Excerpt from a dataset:

## start

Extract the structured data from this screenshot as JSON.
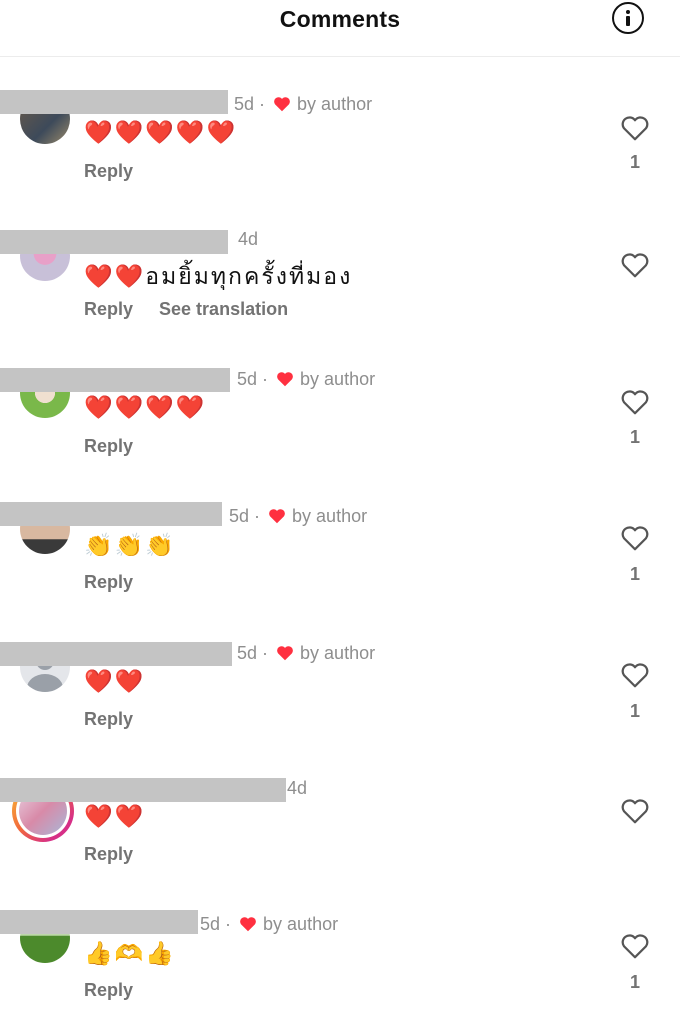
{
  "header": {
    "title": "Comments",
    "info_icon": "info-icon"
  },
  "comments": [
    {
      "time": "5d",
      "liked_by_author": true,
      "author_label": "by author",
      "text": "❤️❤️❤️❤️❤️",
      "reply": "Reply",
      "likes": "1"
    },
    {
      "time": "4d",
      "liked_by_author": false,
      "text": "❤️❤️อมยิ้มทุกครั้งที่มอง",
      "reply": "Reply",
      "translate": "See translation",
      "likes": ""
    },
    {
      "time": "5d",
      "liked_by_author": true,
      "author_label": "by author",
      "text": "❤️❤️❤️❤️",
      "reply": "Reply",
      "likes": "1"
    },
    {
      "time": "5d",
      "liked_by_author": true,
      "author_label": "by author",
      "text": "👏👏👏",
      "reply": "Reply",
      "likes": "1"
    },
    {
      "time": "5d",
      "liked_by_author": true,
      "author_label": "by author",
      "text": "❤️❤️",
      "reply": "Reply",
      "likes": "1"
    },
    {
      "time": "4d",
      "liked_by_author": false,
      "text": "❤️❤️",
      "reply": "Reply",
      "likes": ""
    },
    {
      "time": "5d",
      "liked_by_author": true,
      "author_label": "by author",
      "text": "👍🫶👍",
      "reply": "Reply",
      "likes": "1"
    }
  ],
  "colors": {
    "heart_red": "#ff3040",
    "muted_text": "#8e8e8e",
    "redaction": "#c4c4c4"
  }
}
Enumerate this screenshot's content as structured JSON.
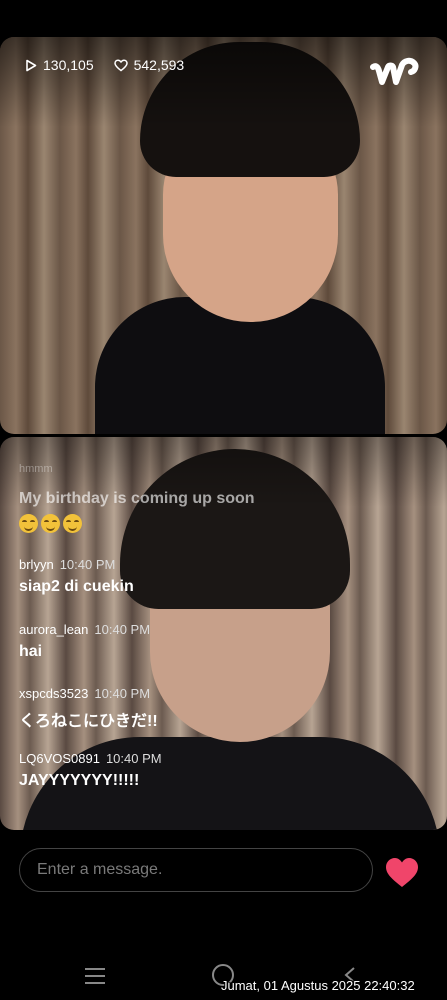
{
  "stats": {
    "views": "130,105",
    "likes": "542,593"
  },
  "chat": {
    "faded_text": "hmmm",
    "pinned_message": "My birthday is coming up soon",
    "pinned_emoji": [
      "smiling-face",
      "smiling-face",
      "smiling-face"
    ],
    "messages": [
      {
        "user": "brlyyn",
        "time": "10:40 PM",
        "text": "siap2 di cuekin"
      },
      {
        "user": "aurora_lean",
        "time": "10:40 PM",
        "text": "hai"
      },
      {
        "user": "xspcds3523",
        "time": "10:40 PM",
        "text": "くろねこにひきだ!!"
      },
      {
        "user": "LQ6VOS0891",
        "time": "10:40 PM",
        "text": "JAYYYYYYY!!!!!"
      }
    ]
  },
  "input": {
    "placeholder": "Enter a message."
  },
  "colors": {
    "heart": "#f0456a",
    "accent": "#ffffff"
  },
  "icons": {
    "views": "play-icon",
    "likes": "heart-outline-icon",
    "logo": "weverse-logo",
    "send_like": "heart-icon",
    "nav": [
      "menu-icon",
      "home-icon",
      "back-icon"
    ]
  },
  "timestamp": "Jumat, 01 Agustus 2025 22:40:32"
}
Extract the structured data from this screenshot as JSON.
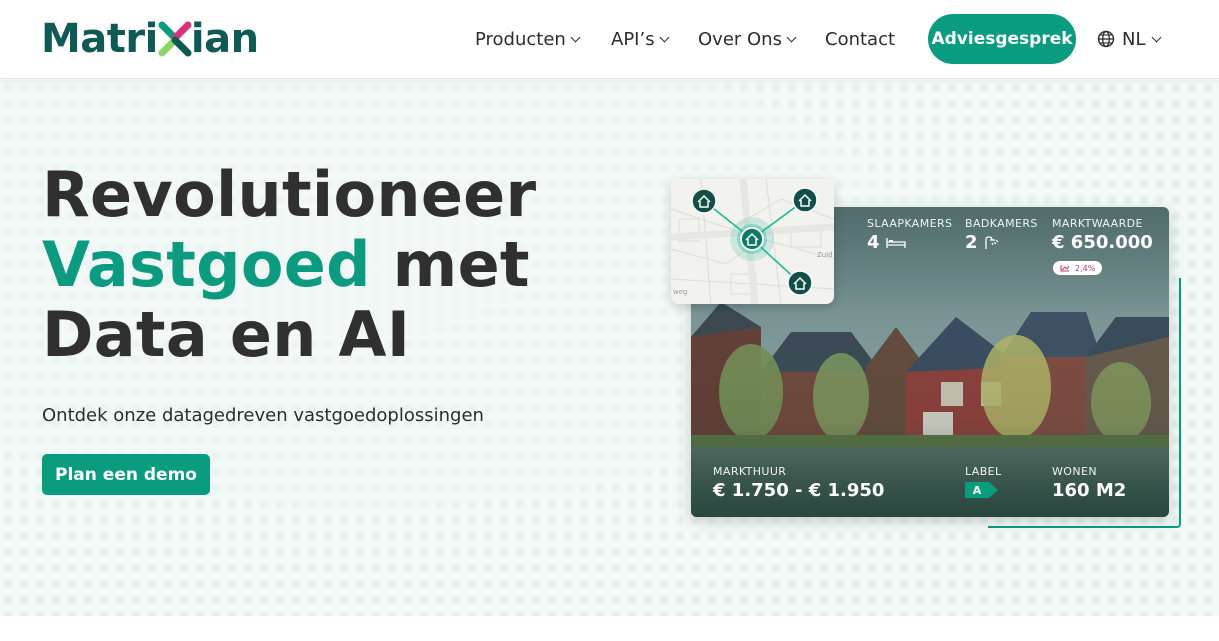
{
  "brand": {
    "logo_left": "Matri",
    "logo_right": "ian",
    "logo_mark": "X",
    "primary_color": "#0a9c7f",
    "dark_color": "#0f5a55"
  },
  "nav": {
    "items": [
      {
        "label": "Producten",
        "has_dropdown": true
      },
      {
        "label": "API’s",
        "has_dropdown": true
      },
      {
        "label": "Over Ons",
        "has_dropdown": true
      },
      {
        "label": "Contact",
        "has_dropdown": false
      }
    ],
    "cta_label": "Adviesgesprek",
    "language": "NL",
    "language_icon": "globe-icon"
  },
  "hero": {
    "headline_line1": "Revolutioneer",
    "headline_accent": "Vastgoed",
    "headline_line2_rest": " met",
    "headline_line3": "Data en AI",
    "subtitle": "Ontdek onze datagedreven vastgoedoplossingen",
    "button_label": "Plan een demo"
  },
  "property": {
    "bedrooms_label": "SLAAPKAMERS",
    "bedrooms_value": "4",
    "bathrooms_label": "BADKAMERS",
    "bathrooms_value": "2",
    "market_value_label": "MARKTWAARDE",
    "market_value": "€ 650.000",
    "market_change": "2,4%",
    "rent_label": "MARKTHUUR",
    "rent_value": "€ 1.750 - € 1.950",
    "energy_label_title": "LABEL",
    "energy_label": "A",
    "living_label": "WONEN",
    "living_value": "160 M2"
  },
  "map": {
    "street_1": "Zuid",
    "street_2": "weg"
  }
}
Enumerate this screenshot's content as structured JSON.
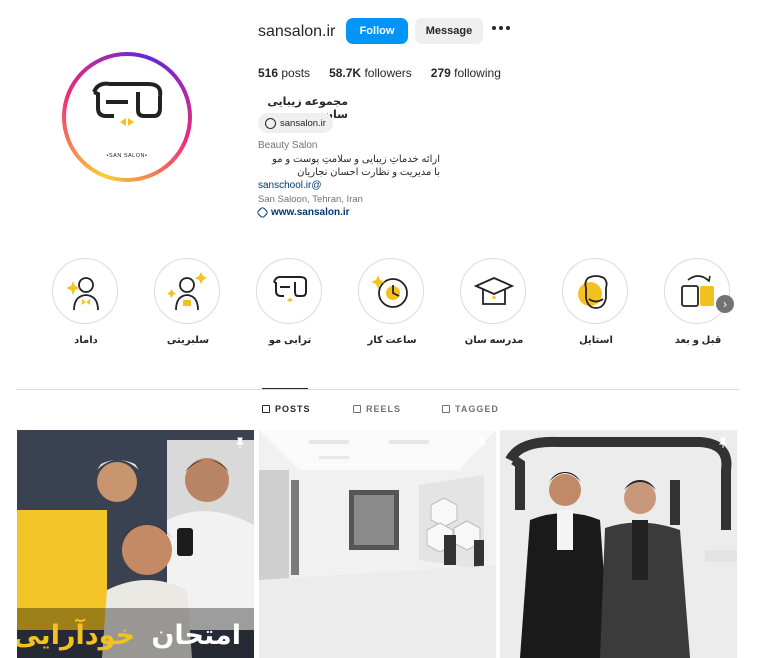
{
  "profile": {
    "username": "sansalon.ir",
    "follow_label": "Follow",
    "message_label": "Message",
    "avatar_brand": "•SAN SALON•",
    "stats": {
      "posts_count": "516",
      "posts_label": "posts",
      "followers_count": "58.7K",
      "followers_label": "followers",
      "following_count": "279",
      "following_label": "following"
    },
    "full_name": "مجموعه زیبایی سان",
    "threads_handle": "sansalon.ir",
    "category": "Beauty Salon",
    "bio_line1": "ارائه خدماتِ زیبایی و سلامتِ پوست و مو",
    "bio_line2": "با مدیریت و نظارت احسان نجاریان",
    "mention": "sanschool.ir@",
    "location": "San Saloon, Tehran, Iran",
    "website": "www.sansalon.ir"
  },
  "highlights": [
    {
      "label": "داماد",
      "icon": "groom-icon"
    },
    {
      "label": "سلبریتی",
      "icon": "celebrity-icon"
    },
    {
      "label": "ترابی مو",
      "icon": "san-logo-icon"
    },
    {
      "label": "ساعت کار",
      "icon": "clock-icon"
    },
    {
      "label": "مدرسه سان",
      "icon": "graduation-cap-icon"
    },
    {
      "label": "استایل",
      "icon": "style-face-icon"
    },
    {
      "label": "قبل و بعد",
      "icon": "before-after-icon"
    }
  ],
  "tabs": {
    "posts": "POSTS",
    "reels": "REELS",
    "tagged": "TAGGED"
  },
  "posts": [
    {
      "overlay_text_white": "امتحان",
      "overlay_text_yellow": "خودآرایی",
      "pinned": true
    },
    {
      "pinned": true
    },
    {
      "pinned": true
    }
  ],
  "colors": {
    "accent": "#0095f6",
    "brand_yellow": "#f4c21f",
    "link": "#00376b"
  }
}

## end

Above are records with pictures; repeat the records exactly and leave the pictures out.

Extract the structured data from this screenshot as JSON.
{
  "header": {
    "title": "Comments",
    "info_icon": "info-icon"
  },
  "comments": [
    {
      "time": "5d",
      "liked_by_author": true,
      "author_label": "by author",
      "text": "❤️❤️❤️❤️❤️",
      "reply": "Reply",
      "likes": "1"
    },
    {
      "time": "4d",
      "liked_by_author": false,
      "text": "❤️❤️อมยิ้มทุกครั้งที่มอง",
      "reply": "Reply",
      "translate": "See translation",
      "likes": ""
    },
    {
      "time": "5d",
      "liked_by_author": true,
      "author_label": "by author",
      "text": "❤️❤️❤️❤️",
      "reply": "Reply",
      "likes": "1"
    },
    {
      "time": "5d",
      "liked_by_author": true,
      "author_label": "by author",
      "text": "👏👏👏",
      "reply": "Reply",
      "likes": "1"
    },
    {
      "time": "5d",
      "liked_by_author": true,
      "author_label": "by author",
      "text": "❤️❤️",
      "reply": "Reply",
      "likes": "1"
    },
    {
      "time": "4d",
      "liked_by_author": false,
      "text": "❤️❤️",
      "reply": "Reply",
      "likes": ""
    },
    {
      "time": "5d",
      "liked_by_author": true,
      "author_label": "by author",
      "text": "👍🫶👍",
      "reply": "Reply",
      "likes": "1"
    }
  ],
  "colors": {
    "heart_red": "#ff3040",
    "muted_text": "#8e8e8e",
    "redaction": "#c4c4c4"
  }
}
Enumerate this screenshot's content as structured JSON.
{
  "stats": {
    "views": "130,105",
    "likes": "542,593"
  },
  "chat": {
    "faded_text": "hmmm",
    "pinned_message": "My birthday is coming up soon",
    "pinned_emoji": [
      "smiling-face",
      "smiling-face",
      "smiling-face"
    ],
    "messages": [
      {
        "user": "brlyyn",
        "time": "10:40 PM",
        "text": "siap2 di cuekin"
      },
      {
        "user": "aurora_lean",
        "time": "10:40 PM",
        "text": "hai"
      },
      {
        "user": "xspcds3523",
        "time": "10:40 PM",
        "text": "くろねこにひきだ!!"
      },
      {
        "user": "LQ6VOS0891",
        "time": "10:40 PM",
        "text": "JAYYYYYYY!!!!!"
      }
    ]
  },
  "input": {
    "placeholder": "Enter a message."
  },
  "colors": {
    "heart": "#f0456a",
    "accent": "#ffffff"
  },
  "icons": {
    "views": "play-icon",
    "likes": "heart-outline-icon",
    "logo": "weverse-logo",
    "send_like": "heart-icon",
    "nav": [
      "menu-icon",
      "home-icon",
      "back-icon"
    ]
  },
  "timestamp": "Jumat, 01 Agustus 2025 22:40:32"
}
Extract the structured data from this screenshot as JSON.
{
  "brand": {
    "logo_left": "Matri",
    "logo_right": "ian",
    "logo_mark": "X",
    "primary_color": "#0a9c7f",
    "dark_color": "#0f5a55"
  },
  "nav": {
    "items": [
      {
        "label": "Producten",
        "has_dropdown": true
      },
      {
        "label": "API’s",
        "has_dropdown": true
      },
      {
        "label": "Over Ons",
        "has_dropdown": true
      },
      {
        "label": "Contact",
        "has_dropdown": false
      }
    ],
    "cta_label": "Adviesgesprek",
    "language": "NL",
    "language_icon": "globe-icon"
  },
  "hero": {
    "headline_line1": "Revolutioneer",
    "headline_accent": "Vastgoed",
    "headline_line2_rest": " met",
    "headline_line3": "Data en AI",
    "subtitle": "Ontdek onze datagedreven vastgoedoplossingen",
    "button_label": "Plan een demo"
  },
  "property": {
    "bedrooms_label": "SLAAPKAMERS",
    "bedrooms_value": "4",
    "bathrooms_label": "BADKAMERS",
    "bathrooms_value": "2",
    "market_value_label": "MARKTWAARDE",
    "market_value": "€ 650.000",
    "market_change": "2,4%",
    "rent_label": "MARKTHUUR",
    "rent_value": "€ 1.750 - € 1.950",
    "energy_label_title": "LABEL",
    "energy_label": "A",
    "living_label": "WONEN",
    "living_value": "160 M2"
  },
  "map": {
    "street_1": "Zuid",
    "street_2": "weg"
  }
}
Enumerate this screenshot's content as structured JSON.
{
  "profile": {
    "username": "sansalon.ir",
    "follow_label": "Follow",
    "message_label": "Message",
    "avatar_brand": "•SAN SALON•",
    "stats": {
      "posts_count": "516",
      "posts_label": "posts",
      "followers_count": "58.7K",
      "followers_label": "followers",
      "following_count": "279",
      "following_label": "following"
    },
    "full_name": "مجموعه زیبایی سان",
    "threads_handle": "sansalon.ir",
    "category": "Beauty Salon",
    "bio_line1": "ارائه خدماتِ زیبایی و سلامتِ پوست و مو",
    "bio_line2": "با مدیریت و نظارت احسان نجاریان",
    "mention": "sanschool.ir@",
    "location": "San Saloon, Tehran, Iran",
    "website": "www.sansalon.ir"
  },
  "highlights": [
    {
      "label": "داماد",
      "icon": "groom-icon"
    },
    {
      "label": "سلبریتی",
      "icon": "celebrity-icon"
    },
    {
      "label": "ترابی مو",
      "icon": "san-logo-icon"
    },
    {
      "label": "ساعت کار",
      "icon": "clock-icon"
    },
    {
      "label": "مدرسه سان",
      "icon": "graduation-cap-icon"
    },
    {
      "label": "استایل",
      "icon": "style-face-icon"
    },
    {
      "label": "قبل و بعد",
      "icon": "before-after-icon"
    }
  ],
  "tabs": {
    "posts": "POSTS",
    "reels": "REELS",
    "tagged": "TAGGED"
  },
  "posts": [
    {
      "overlay_text_white": "امتحان",
      "overlay_text_yellow": "خودآرایی",
      "pinned": true
    },
    {
      "pinned": true
    },
    {
      "pinned": true
    }
  ],
  "colors": {
    "accent": "#0095f6",
    "brand_yellow": "#f4c21f",
    "link": "#00376b"
  }
}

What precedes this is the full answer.